* Text segment *
This document describes how to create a text embedding using the Vertex AI Text embeddings API.
Vertex AI text embeddings API uses dense vector representations: text-embedding-gecko, for example, uses 768-dimensional vectors. Dense vector embedding models use deep-learning methods similar to the ones used by large language models. Unlike sparse vectors, which tend to directly map words to numbers, dense vectors are designed to better represent the meaning of a piece of text. The benefit of using dense vector embeddings in generative AI is that instead of searching for direct word or syntax matches, you can better search for passages that align to the meaning of the query, even if the passages don't use the same language.
The vectors are normalized, so you can use cosine similarity, dot product, or Euclidean distance to provide the same similarity rankings.
- To learn more about embeddings, see the embeddings APIs overview.
- To learn about text embedding models, see Text embeddings.

* Dataset rows *

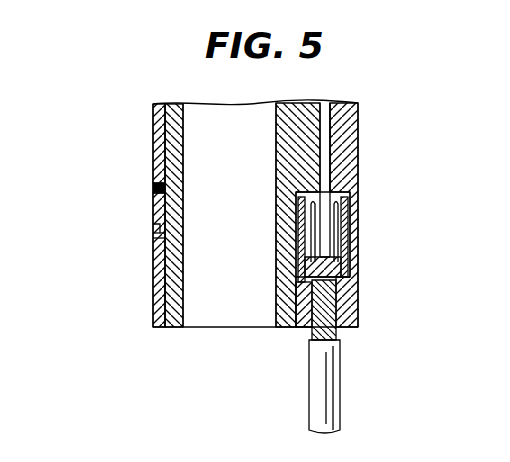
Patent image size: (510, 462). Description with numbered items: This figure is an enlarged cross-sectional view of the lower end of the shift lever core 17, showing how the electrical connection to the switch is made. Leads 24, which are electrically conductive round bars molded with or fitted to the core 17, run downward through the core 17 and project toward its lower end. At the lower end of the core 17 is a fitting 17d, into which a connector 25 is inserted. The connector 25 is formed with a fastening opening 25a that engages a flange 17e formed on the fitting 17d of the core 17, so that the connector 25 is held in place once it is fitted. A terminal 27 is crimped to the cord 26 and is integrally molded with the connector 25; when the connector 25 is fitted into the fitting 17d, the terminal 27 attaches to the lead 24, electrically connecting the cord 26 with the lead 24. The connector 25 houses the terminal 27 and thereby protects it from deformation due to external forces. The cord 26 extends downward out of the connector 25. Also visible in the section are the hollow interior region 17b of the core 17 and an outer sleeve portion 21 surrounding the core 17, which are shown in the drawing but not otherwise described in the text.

The core 17 is at (165, 166).
The cavity 17b is at (200, 297).
The fitting 17d is at (305, 327).
The flange 17e is at (157, 232).
The outer sleeve 21 is at (155, 108).
The leads 24 is at (328, 150).
The connector 25 is at (157, 318).
The fastening opening 25a is at (157, 238).
The cord 26 is at (340, 385).
The terminal 27 is at (338, 244).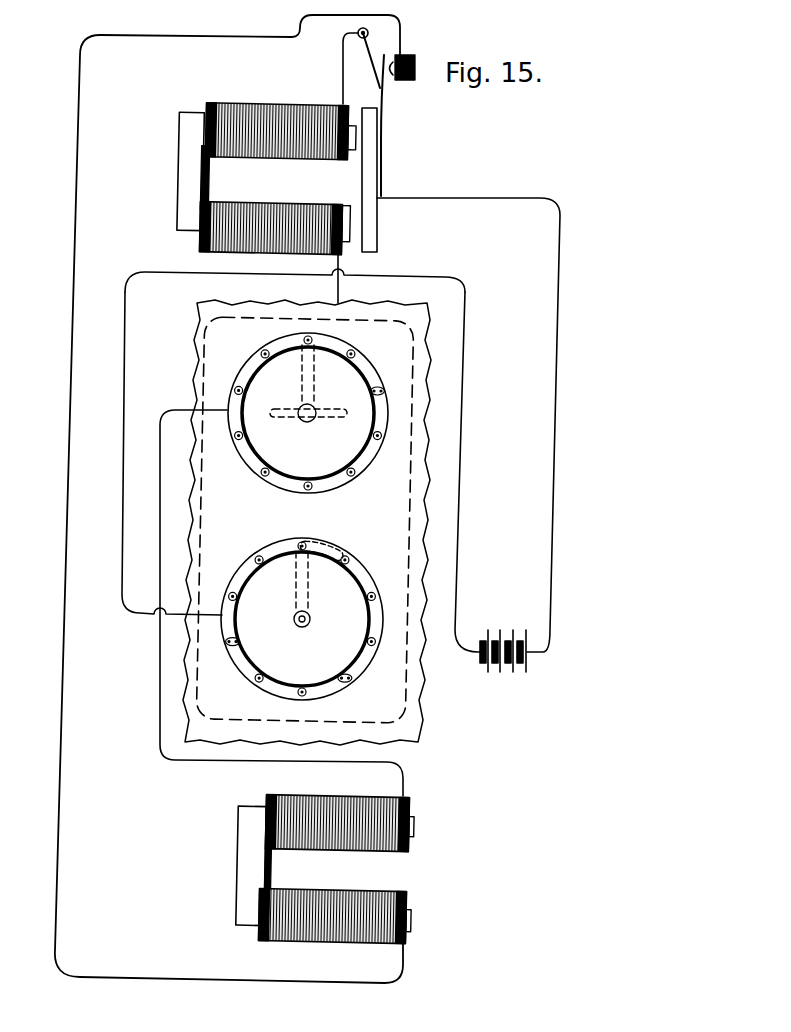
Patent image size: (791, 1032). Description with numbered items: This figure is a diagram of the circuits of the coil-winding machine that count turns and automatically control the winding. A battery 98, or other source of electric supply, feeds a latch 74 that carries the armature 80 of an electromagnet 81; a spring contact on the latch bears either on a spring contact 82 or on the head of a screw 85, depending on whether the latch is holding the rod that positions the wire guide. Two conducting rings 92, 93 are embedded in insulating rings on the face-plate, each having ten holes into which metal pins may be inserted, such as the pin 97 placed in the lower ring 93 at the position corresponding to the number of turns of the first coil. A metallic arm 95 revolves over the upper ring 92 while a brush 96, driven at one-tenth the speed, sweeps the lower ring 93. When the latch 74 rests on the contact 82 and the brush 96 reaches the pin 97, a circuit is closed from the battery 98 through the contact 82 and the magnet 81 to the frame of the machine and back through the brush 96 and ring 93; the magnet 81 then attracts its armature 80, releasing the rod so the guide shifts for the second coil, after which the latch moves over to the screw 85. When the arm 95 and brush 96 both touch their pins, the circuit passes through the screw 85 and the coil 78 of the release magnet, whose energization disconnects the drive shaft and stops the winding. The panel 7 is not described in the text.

The instrument panel 7 is at (418, 387).
The latch 74 is at (383, 118).
The release magnet coil 78 is at (324, 869).
The armature 80 is at (387, 180).
The electromagnet 81 is at (266, 208).
The spring contact 82 is at (362, 58).
The screw 85 is at (394, 52).
The conducting ring 92 is at (247, 375).
The conducting ring 93 is at (238, 580).
The metallic arm 95 is at (312, 377).
The brush 96 is at (330, 548).
The pin 97 is at (240, 642).
The battery 98 is at (493, 672).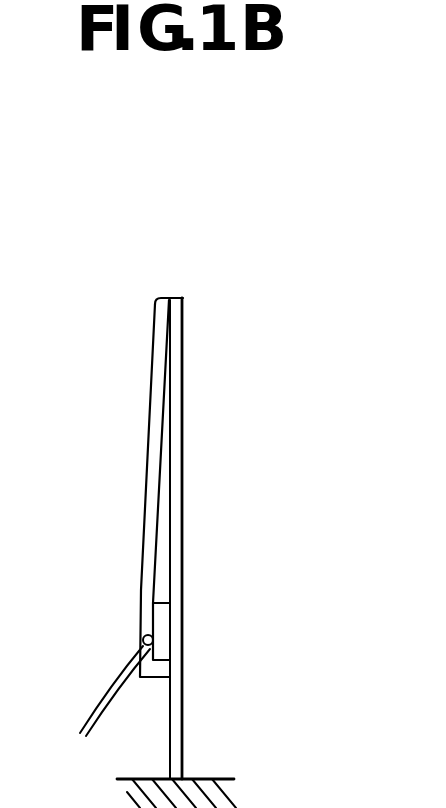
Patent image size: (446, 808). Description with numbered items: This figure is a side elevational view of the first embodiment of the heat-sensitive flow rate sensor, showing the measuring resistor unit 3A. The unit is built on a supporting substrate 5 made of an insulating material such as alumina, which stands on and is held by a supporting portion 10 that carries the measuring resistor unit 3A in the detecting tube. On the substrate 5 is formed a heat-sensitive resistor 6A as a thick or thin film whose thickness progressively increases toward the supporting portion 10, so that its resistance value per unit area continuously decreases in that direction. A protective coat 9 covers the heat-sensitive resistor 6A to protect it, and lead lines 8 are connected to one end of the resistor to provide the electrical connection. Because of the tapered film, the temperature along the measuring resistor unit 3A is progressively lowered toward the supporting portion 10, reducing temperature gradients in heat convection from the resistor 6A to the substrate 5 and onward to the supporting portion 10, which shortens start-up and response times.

The measuring resistor unit 3A is at (169, 250).
The supporting substrate 5 is at (175, 714).
The heat-sensitive resistor 6A is at (163, 545).
The lead lines 8 is at (104, 681).
The protective coat 9 is at (148, 433).
The supporting portion 10 is at (286, 797).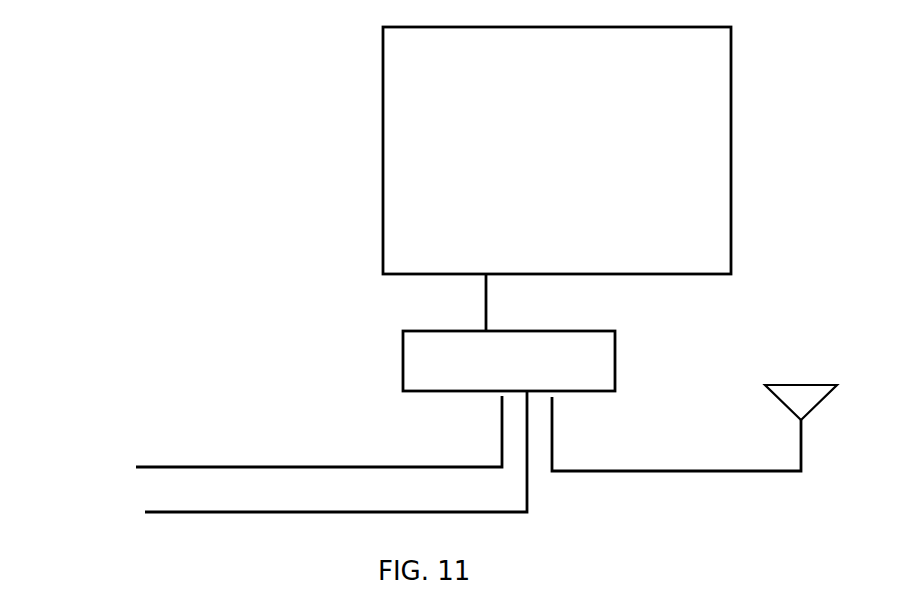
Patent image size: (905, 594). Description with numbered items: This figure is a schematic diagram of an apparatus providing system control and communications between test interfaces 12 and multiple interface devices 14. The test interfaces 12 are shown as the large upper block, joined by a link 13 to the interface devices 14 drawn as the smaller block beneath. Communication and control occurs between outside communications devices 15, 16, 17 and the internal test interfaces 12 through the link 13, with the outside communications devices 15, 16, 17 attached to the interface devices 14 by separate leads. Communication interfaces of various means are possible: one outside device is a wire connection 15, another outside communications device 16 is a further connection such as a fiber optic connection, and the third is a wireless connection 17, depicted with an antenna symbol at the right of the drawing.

The test interfaces 12 is at (380, 81).
The link 13 is at (466, 300).
The interface devices 14 is at (391, 364).
The wire connection 15 is at (170, 455).
The outside communications device 16 is at (167, 497).
The wireless connection 17 is at (855, 414).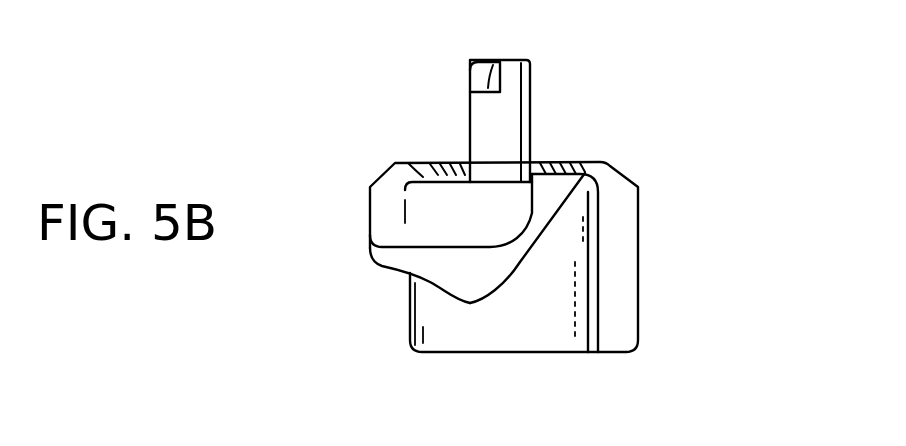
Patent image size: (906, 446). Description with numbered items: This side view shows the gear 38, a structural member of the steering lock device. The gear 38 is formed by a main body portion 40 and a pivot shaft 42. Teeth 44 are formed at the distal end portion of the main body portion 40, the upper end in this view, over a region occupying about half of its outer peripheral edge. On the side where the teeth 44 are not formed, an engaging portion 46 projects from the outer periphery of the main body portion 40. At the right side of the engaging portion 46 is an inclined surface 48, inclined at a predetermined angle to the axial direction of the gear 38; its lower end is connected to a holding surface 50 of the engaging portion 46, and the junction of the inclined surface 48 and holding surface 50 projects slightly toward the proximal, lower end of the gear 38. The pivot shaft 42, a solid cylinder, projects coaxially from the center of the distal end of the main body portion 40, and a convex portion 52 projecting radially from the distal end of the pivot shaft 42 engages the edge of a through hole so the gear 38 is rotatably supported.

The gear 38 is at (675, 58).
The main body portion 40 is at (623, 277).
The pivot shaft 42 is at (483, 120).
The teeth 44 is at (571, 163).
The engaging portion 46 is at (473, 275).
The inclined surface 48 is at (533, 255).
The holding surface 50 is at (392, 270).
The convex portion 52 is at (483, 62).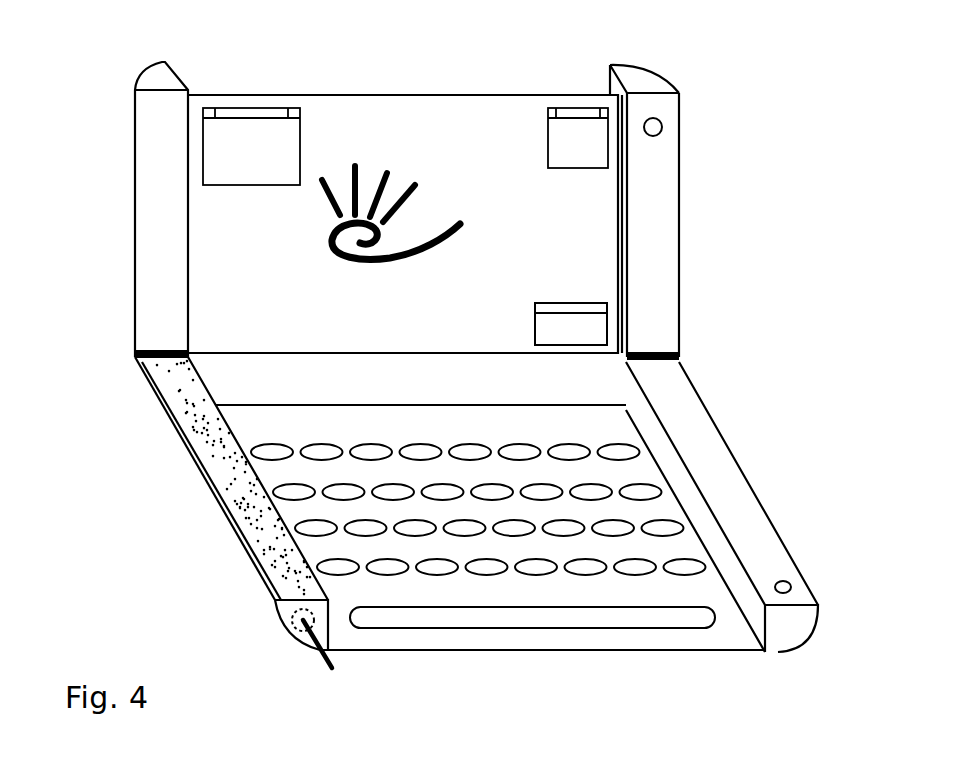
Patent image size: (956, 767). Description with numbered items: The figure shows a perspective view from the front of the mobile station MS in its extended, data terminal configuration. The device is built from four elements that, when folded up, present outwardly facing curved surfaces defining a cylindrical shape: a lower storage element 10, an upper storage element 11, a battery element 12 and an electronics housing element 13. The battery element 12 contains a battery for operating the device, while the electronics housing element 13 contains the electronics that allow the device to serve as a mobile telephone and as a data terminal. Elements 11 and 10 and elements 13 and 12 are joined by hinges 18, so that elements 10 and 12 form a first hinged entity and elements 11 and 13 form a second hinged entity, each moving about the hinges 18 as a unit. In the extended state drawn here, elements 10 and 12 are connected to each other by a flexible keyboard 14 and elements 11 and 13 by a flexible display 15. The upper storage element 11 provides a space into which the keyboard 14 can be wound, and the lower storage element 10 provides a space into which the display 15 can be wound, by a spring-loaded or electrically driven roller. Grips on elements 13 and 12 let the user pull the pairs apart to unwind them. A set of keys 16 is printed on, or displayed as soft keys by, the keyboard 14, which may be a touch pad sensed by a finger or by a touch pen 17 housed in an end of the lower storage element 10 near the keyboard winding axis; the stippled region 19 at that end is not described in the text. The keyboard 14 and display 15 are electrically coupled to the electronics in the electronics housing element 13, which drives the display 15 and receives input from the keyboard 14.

* Brief 1 *
According to the page on Vertex AI text embeddings, why can cosine similarity, dot product, or Euclidean distance all be used? Answer in one to three sentences.
* Brief 2 *
Write the next part of the page on Vertex AI text embeddings, picking up after its final line.
The listing is separate material, not part of the page on Vertex AI text embeddings.

* Task output 1 *
The vectors are normalized. Because of this, cosine similarity, dot product, and Euclidean distance all provide the same similarity rankings.

* Task output 2 *
- For information about which languages each embeddings model supports, see Supported text languages.
Before you begin
- Sign in to your Google Cloud account. If you're new to Google Cloud, create an account to evaluate how our products perform in real-world scenarios. New customers also get $300 in free credits to run, test, and deploy workloads.
-
In the Google Cloud console, on the project selector page, select or create a Google Cloud project.
-
Enable the Vertex AI API.
- Choose a task type for your embeddings job.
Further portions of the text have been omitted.